**Instructions to follow**
Give every line below again, exactly.

**Information provided**
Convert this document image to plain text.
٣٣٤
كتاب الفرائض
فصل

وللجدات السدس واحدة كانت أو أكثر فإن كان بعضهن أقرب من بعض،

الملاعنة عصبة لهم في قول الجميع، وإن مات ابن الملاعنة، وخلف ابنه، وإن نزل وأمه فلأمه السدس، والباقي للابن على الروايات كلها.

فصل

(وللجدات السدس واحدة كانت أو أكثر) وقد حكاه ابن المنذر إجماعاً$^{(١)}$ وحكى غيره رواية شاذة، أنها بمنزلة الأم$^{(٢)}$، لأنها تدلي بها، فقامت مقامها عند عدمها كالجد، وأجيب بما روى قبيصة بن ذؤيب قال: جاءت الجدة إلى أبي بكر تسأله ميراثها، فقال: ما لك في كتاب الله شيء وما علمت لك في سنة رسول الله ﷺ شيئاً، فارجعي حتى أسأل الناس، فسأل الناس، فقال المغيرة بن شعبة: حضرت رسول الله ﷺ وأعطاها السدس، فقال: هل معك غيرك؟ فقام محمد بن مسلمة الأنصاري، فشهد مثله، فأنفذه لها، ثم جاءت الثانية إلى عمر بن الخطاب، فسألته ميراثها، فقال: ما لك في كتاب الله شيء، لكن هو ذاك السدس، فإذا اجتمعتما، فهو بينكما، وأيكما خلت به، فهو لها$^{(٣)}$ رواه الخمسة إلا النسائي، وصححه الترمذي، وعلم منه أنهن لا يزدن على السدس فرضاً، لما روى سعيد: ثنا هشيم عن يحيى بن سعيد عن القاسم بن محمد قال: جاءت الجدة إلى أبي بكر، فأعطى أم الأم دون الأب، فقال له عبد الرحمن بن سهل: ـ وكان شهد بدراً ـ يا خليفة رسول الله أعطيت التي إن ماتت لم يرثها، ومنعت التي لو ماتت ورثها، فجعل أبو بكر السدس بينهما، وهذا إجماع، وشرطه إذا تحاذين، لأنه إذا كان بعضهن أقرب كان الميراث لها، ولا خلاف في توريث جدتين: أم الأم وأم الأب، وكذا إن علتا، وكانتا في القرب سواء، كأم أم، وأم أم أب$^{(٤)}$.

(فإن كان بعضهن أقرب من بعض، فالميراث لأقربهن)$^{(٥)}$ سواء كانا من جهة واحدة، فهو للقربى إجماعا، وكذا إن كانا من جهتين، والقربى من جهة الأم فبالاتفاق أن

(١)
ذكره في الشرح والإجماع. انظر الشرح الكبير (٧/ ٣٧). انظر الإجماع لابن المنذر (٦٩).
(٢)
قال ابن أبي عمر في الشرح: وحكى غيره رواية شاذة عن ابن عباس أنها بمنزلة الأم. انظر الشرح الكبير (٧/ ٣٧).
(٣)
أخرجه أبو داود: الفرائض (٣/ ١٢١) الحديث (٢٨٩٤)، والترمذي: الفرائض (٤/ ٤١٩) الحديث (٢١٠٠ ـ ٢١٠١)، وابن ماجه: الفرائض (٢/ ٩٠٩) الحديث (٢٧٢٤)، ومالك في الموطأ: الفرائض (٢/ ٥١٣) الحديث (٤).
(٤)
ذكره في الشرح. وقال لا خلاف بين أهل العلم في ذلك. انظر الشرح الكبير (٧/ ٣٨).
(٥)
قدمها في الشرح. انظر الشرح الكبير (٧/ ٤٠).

**Solution for this exercise**
Convert this document image to plain text.
٣٣٤
كتاب الفرائض
فصل

وللجدات السدس واحدة كانت أو أكثر فإن كان بعضهن أقرب من بعض،

الملاعنة عصبة لهم في قول الجميع، وإن مات ابن الملاعنة، وخلف ابنه، وإن نزل وأمه فلأمه السدس، والباقي للابن على الروايات كلها.

فصل

(وللجدات السدس واحدة كانت أو أكثر) وقد حكاه ابن المنذر إجماعاً$^{(١)}$ وحكى غيره رواية شاذة، أنها بمنزلة الأم$^{(٢)}$، لأنها تدلي بها، فقامت مقامها عند عدمها كالجد، وأجيب بما روى قبيصة بن ذؤيب قال: جاءت الجدة إلى أبي بكر تسأله ميراثها، فقال: ما لك في كتاب الله شيء وما علمت لك في سنة رسول الله ﷺ شيئاً، فارجعي حتى أسأل الناس، فسأل الناس، فقال المغيرة بن شعبة: حضرت رسول الله ﷺ وأعطاها السدس، فقال: هل معك غيرك؟ فقام محمد بن مسلمة الأنصاري، فشهد مثله، فأنفذه لها، ثم جاءت الثانية إلى عمر بن الخطاب، فسألته ميراثها، فقال: ما لك في كتاب الله شيء، لكن هو ذاك السدس، فإذا اجتمعتما، فهو بينكما، وأيكما خلت به، فهو لها$^{(٣)}$ رواه الخمسة إلا النسائي، وصححه الترمذي، وعلم منه أنهن لا يزدن على السدس فرضاً، لما روى سعيد: ثنا هشيم عن يحيى بن سعيد عن القاسم بن محمد قال: جاءت الجدة إلى أبي بكر، فأعطى أم الأم دون الأب، فقال له عبد الرحمن بن سهل: ـ وكان شهد بدراً ـ يا خليفة رسول الله أعطيت التي إن ماتت لم يرثها، ومنعت التي لو ماتت ورثها، فجعل أبو بكر السدس بينهما، وهذا إجماع، وشرطه إذا تحاذين، لأنه إذا كان بعضهن أقرب كان الميراث لها، ولا خلاف في توريث جدتين: أم الأم وأم الأب، وكذا إن علتا، وكانتا في القرب سواء، كأم أم، وأم أم أب$^{(٤)}$.

(فإن كان بعضهن أقرب من بعض، فالميراث لأقربهن)$^{(٥)}$ سواء كانا من جهة واحدة، فهو للقربى إجماعا، وكذا إن كانا من جهتين، والقربى من جهة الأم فبالاتفاق أن

(١)
ذكره في الشرح والإجماع. انظر الشرح الكبير (٧/ ٣٧). انظر الإجماع لابن المنذر (٦٩).
(٢)
قال ابن أبي عمر في الشرح: وحكى غيره رواية شاذة عن ابن عباس أنها بمنزلة الأم. انظر الشرح الكبير (٧/ ٣٧).
(٣)
أخرجه أبو داود: الفرائض (٣/ ١٢١) الحديث (٢٨٩٤)، والترمذي: الفرائض (٤/ ٤١٩) الحديث (٢١٠٠ ـ ٢١٠١)، وابن ماجه: الفرائض (٢/ ٩٠٩) الحديث (٢٧٢٤)، ومالك في الموطأ: الفرائض (٢/ ٥١٣) الحديث (٤).
(٤)
ذكره في الشرح. وقال لا خلاف بين أهل العلم في ذلك. انظر الشرح الكبير (٧/ ٣٨).
(٥)
قدمها في الشرح. انظر الشرح الكبير (٧/ ٤٠).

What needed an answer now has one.